* _TASK OBJECTIVE_: Go through the entries below and retype them exactly, omitting each picture.

[Saved entries]

====

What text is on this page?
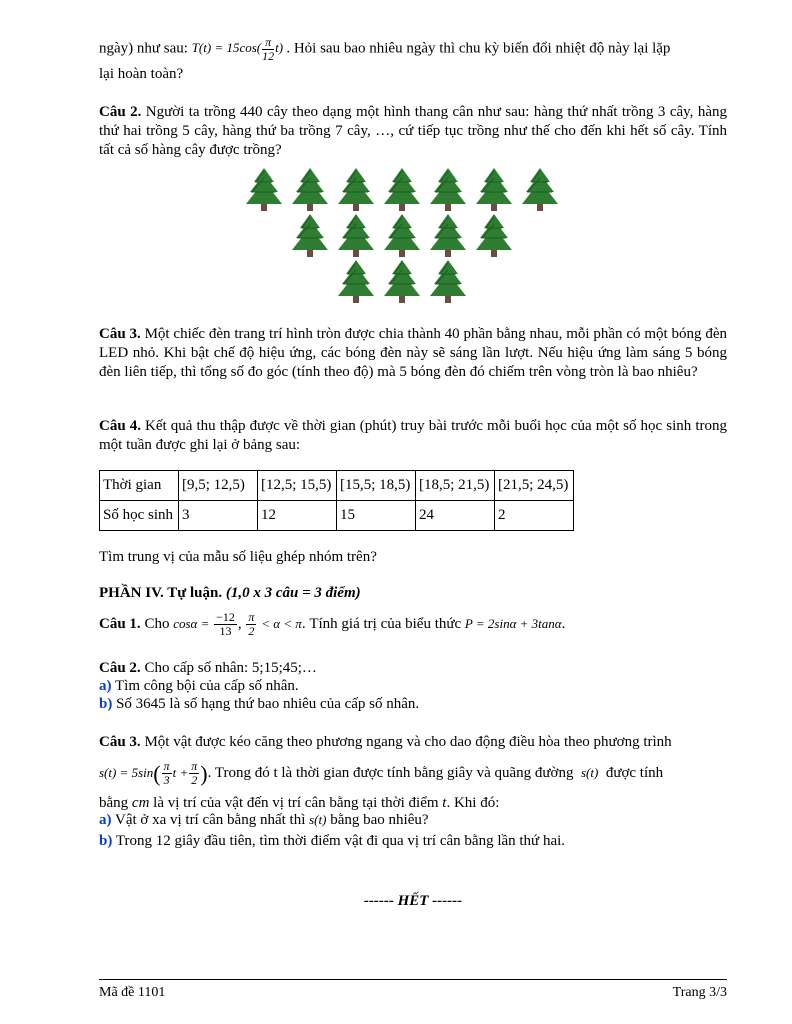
ngày) như sau: $T(t) = 15\cos( \frac{\pi}{12} t)$ . Hỏi sau bao nhiêu ngày thì chu kỳ biến đổi nhiệt độ này lại lặp
lại hoàn toàn?

Câu 2. Người ta trồng 440 cây theo dạng một hình thang cân như sau: hàng thứ nhất trồng 3 cây, hàng thứ hai trồng 5 cây, hàng thứ ba trồng 7 cây, …, cứ tiếp tục trồng như thế cho đến khi hết số cây. Tính tất cả số hàng cây được trồng?

Câu 3. Một chiếc đèn trang trí hình tròn được chia thành 40 phần bằng nhau, mỗi phần có một bóng đèn LED nhỏ. Khi bật chế độ hiệu ứng, các bóng đèn này sẽ sáng lần lượt. Nếu hiệu ứng làm sáng 5 bóng đèn liên tiếp, thì tổng số đo góc (tính theo độ) mà 5 bóng đèn đó chiếm trên vòng tròn là bao nhiêu?

Câu 4. Kết quả thu thập được về thời gian (phút) truy bài trước mỗi buổi học của một số học sinh trong một tuần được ghi lại ở bảng sau:

Thời gian	[9,5; 12,5)	[12,5; 15,5)	[15,5; 18,5)	[18,5; 21,5)	[21,5; 24,5)
Số học sinh	3	12	15	24	2
Tìm trung vị của mẫu số liệu ghép nhóm trên?
PHẦN IV. Tự luận. (1,0 x 3 câu = 3 điểm)
Câu 1. Cho $\cos\alpha = \frac{-12}{13}$ , $\frac{\pi}{2} < \alpha < \pi$. Tính giá trị của biểu thức P = 2sinα + 3tanα.
Câu 2. Cho cấp số nhân: 5;15;45;…
a) Tìm công bội của cấp số nhân.
b) Số 3645 là số hạng thứ bao nhiêu của cấp số nhân.
Câu 3. Một vật được kéo căng theo phương ngang và cho dao động điều hòa theo phương trình
$s(t) = 5\sin( \frac{\pi}{3}$ $t + \frac{\pi}{2}$ ). Trong đó t là thời gian được tính bằng giây và quãng đường s(t) được tính
bằng cm là vị trí của vật đến vị trí cân bằng tại thời điểm t. Khi đó:
a) Vật ở xa vị trí cân bằng nhất thì s(t) bằng bao nhiêu?
b) Trong 12 giây đầu tiên, tìm thời điểm vật đi qua vị trí cân bằng lần thứ hai.
------ HẾT ------
Mã đề 1101	Trang 3/3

====

* _ANSWER TO THIS EXERCISE_:
What text is on this page?
ngày) như sau: $T(t) = 15\cos( \frac{\pi}{12} t)$ . Hỏi sau bao nhiêu ngày thì chu kỳ biến đổi nhiệt độ này lại lặp
lại hoàn toàn?

Câu 2. Người ta trồng 440 cây theo dạng một hình thang cân như sau: hàng thứ nhất trồng 3 cây, hàng thứ hai trồng 5 cây, hàng thứ ba trồng 7 cây, …, cứ tiếp tục trồng như thế cho đến khi hết số cây. Tính tất cả số hàng cây được trồng?

Câu 3. Một chiếc đèn trang trí hình tròn được chia thành 40 phần bằng nhau, mỗi phần có một bóng đèn LED nhỏ. Khi bật chế độ hiệu ứng, các bóng đèn này sẽ sáng lần lượt. Nếu hiệu ứng làm sáng 5 bóng đèn liên tiếp, thì tổng số đo góc (tính theo độ) mà 5 bóng đèn đó chiếm trên vòng tròn là bao nhiêu?

Câu 4. Kết quả thu thập được về thời gian (phút) truy bài trước mỗi buổi học của một số học sinh trong một tuần được ghi lại ở bảng sau:

Thời gian	[9,5; 12,5)	[12,5; 15,5)	[15,5; 18,5)	[18,5; 21,5)	[21,5; 24,5)
Số học sinh	3	12	15	24	2
Tìm trung vị của mẫu số liệu ghép nhóm trên?
PHẦN IV. Tự luận. (1,0 x 3 câu = 3 điểm)
Câu 1. Cho $\cos\alpha = \frac{-12}{13}$ , $\frac{\pi}{2} < \alpha < \pi$. Tính giá trị của biểu thức P = 2sinα + 3tanα.
Câu 2. Cho cấp số nhân: 5;15;45;…
a) Tìm công bội của cấp số nhân.
b) Số 3645 là số hạng thứ bao nhiêu của cấp số nhân.
Câu 3. Một vật được kéo căng theo phương ngang và cho dao động điều hòa theo phương trình
$s(t) = 5\sin( \frac{\pi}{3}$ $t + \frac{\pi}{2}$ ). Trong đó t là thời gian được tính bằng giây và quãng đường s(t) được tính
bằng cm là vị trí của vật đến vị trí cân bằng tại thời điểm t. Khi đó:
a) Vật ở xa vị trí cân bằng nhất thì s(t) bằng bao nhiêu?
b) Trong 12 giây đầu tiên, tìm thời điểm vật đi qua vị trí cân bằng lần thứ hai.
------ HẾT ------
Mã đề 1101	Trang 3/3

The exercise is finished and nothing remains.